**WORK INSTRUCTIONS:** Below are the entries; count the lines in them that contain the word "мертвой" and give only the number.

--- Start GIVEN ENTRIES ---

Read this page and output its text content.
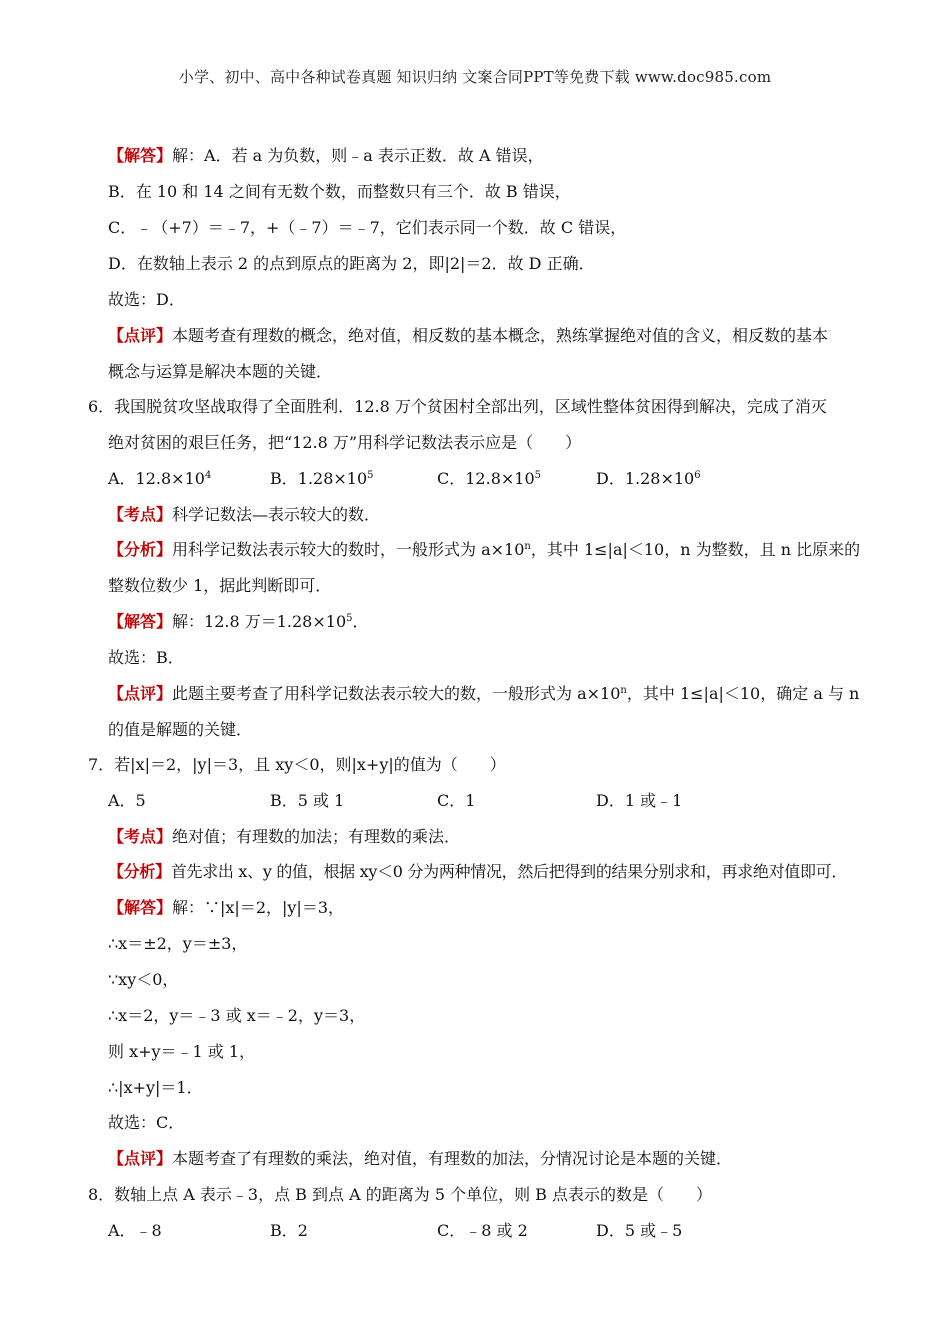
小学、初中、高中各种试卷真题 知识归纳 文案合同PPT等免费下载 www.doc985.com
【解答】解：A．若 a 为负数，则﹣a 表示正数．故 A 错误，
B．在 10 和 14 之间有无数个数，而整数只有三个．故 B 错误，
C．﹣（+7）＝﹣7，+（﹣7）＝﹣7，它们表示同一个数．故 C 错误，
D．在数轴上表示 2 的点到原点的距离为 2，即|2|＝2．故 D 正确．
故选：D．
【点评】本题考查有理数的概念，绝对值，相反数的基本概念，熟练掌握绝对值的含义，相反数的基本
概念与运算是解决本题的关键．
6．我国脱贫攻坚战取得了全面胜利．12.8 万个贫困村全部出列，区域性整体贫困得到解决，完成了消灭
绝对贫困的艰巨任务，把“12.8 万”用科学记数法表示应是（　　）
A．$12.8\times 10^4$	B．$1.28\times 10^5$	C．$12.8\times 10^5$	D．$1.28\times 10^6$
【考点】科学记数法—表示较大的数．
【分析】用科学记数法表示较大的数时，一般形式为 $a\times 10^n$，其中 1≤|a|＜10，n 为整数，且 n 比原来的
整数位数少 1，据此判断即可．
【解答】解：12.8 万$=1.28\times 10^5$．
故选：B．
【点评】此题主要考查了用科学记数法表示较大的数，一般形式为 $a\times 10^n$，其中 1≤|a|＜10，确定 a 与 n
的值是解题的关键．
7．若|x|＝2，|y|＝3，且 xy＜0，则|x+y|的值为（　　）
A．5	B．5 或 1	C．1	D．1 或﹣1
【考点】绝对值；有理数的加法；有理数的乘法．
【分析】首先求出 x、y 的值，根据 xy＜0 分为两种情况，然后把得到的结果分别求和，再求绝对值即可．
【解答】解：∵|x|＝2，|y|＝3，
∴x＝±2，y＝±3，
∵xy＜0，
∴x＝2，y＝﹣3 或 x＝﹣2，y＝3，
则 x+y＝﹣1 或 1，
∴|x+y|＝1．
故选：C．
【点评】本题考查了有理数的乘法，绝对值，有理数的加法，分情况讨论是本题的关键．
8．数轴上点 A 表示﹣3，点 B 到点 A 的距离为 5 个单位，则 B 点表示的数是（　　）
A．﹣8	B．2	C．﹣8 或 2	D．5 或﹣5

--- End GIVEN ENTRIES ---
--- Start GIVEN ENTRIES ---

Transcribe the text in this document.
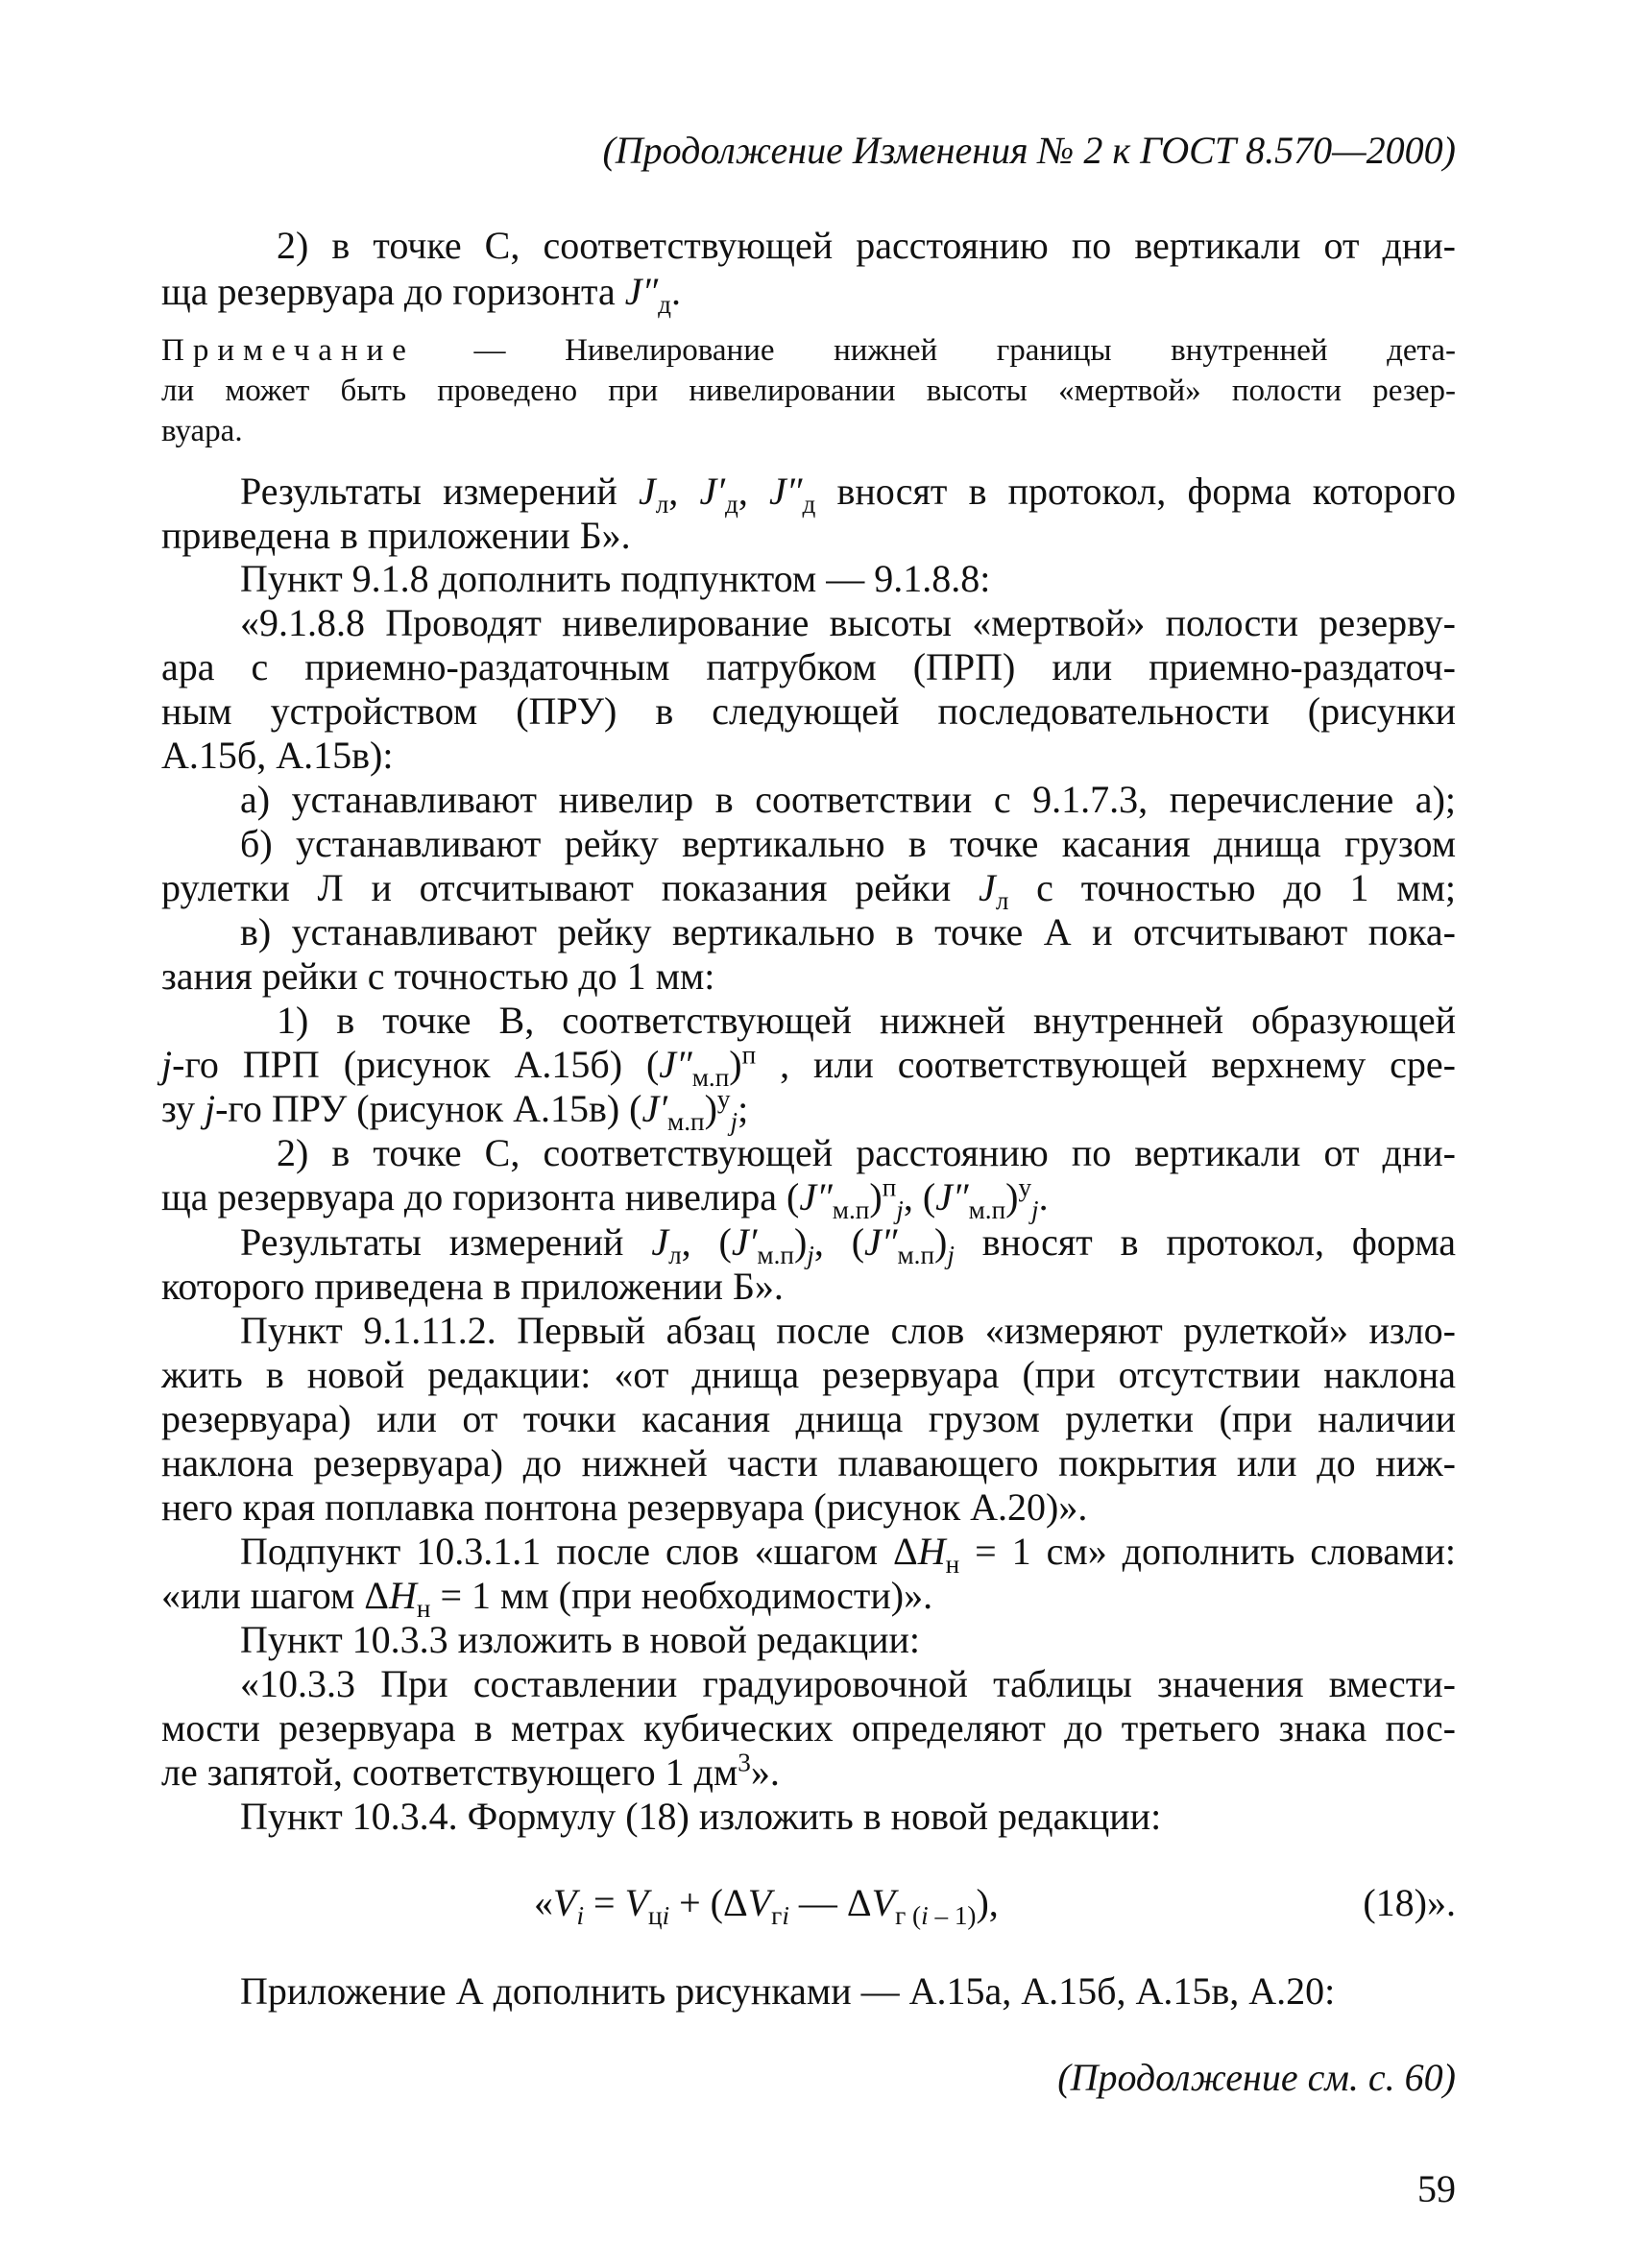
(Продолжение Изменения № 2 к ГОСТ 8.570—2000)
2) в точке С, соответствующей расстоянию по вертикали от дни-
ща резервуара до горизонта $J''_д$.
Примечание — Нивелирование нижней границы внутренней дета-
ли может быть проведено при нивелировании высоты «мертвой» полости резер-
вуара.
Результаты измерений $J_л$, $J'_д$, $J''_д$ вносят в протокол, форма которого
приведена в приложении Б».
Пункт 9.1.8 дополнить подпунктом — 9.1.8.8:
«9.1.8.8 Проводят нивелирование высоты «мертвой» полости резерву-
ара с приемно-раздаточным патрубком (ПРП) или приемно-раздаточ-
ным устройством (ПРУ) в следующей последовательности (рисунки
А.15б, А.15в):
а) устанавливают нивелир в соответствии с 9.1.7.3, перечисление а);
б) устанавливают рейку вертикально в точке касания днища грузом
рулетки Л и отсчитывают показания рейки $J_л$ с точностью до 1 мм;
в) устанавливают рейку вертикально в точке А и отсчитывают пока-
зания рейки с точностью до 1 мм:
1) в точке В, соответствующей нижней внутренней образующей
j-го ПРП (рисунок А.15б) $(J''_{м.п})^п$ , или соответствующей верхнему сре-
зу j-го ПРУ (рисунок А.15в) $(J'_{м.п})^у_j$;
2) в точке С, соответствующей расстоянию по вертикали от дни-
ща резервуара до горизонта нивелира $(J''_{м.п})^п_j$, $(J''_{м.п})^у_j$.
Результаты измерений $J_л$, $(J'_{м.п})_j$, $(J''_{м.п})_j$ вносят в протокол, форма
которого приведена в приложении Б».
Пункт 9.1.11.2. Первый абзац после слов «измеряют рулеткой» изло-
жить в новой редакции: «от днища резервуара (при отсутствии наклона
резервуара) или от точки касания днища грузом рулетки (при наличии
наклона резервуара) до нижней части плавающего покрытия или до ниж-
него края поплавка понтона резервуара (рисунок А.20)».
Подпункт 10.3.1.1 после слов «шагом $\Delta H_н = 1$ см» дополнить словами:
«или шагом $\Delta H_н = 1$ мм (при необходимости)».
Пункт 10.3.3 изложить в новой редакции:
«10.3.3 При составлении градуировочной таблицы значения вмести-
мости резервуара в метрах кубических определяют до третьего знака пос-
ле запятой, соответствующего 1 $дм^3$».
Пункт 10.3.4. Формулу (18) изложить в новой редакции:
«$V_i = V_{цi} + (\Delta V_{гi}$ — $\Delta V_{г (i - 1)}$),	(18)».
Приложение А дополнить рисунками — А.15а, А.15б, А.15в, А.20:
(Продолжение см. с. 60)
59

--- End GIVEN ENTRIES ---

**THE RESPONSE:** 2